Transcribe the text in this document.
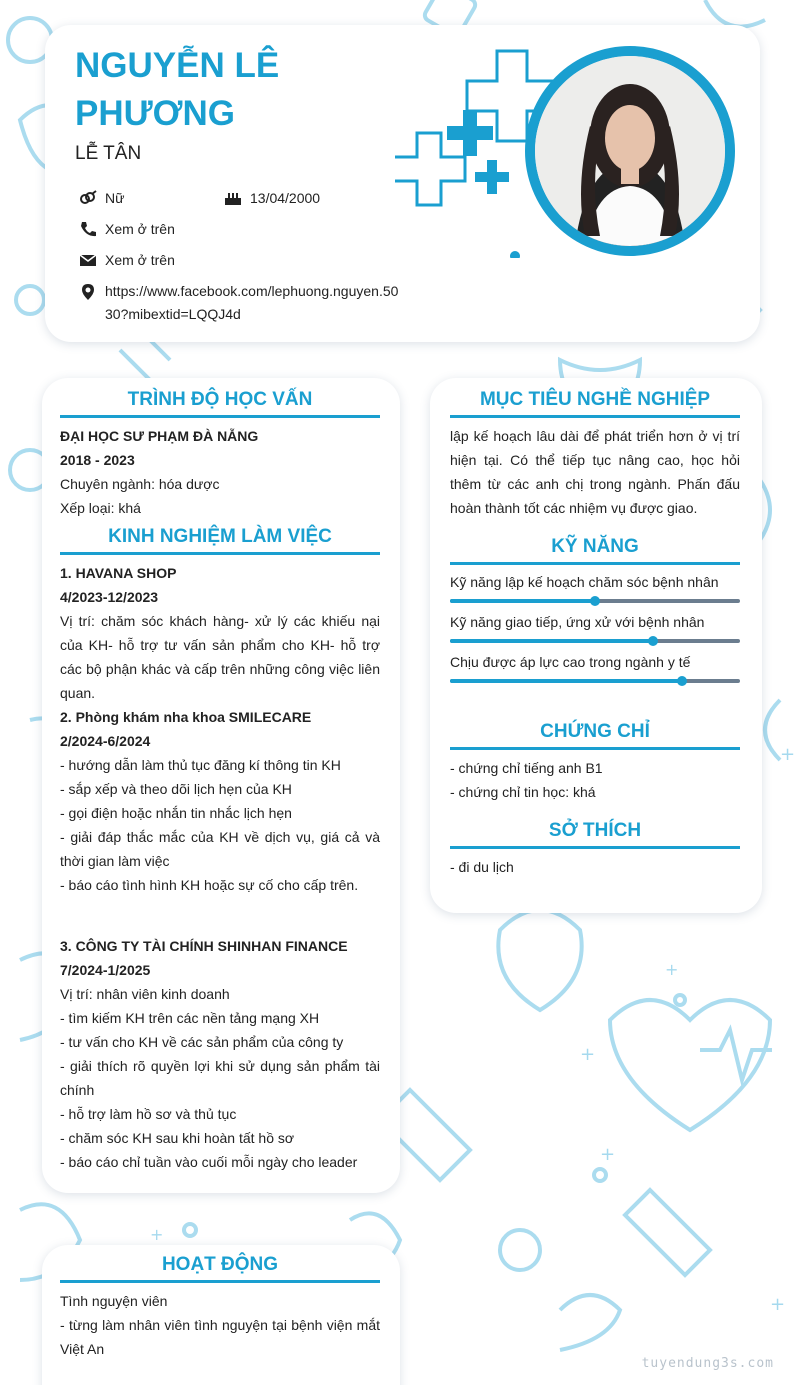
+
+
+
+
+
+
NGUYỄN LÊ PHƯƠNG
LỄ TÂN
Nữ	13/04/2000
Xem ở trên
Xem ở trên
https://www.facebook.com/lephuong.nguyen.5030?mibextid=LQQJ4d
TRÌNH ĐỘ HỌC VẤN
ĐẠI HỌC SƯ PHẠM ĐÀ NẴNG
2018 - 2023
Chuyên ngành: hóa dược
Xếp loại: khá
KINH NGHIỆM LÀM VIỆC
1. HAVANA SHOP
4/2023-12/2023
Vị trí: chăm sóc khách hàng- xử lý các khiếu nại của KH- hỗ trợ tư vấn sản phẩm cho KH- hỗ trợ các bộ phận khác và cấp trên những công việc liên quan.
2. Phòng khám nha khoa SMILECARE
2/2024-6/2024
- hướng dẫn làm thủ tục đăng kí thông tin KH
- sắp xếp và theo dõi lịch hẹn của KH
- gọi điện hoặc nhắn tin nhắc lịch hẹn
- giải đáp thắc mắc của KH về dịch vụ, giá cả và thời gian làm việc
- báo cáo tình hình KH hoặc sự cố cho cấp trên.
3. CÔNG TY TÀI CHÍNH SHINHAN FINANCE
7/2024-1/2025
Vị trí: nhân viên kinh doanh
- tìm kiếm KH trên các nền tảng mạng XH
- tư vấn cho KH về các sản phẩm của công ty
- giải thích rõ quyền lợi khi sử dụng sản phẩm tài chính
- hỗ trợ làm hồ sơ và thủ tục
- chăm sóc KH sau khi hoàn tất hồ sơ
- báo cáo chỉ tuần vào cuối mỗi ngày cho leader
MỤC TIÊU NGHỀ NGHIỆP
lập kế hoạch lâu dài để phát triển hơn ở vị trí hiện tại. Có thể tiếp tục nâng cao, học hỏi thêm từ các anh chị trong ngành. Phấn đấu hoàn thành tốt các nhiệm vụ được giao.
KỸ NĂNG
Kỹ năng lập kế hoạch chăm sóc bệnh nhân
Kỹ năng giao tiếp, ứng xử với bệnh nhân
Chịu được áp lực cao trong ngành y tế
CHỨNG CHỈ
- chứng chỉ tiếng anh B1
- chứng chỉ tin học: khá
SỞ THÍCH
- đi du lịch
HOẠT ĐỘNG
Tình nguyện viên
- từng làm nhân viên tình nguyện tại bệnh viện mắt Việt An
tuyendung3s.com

Directions: Pull out every line above that holds the word "giải".

Full output:
- giải đáp thắc mắc của KH về dịch vụ, giá cả và thời gian làm việc
- giải thích rõ quyền lợi khi sử dụng sản phẩm tài chính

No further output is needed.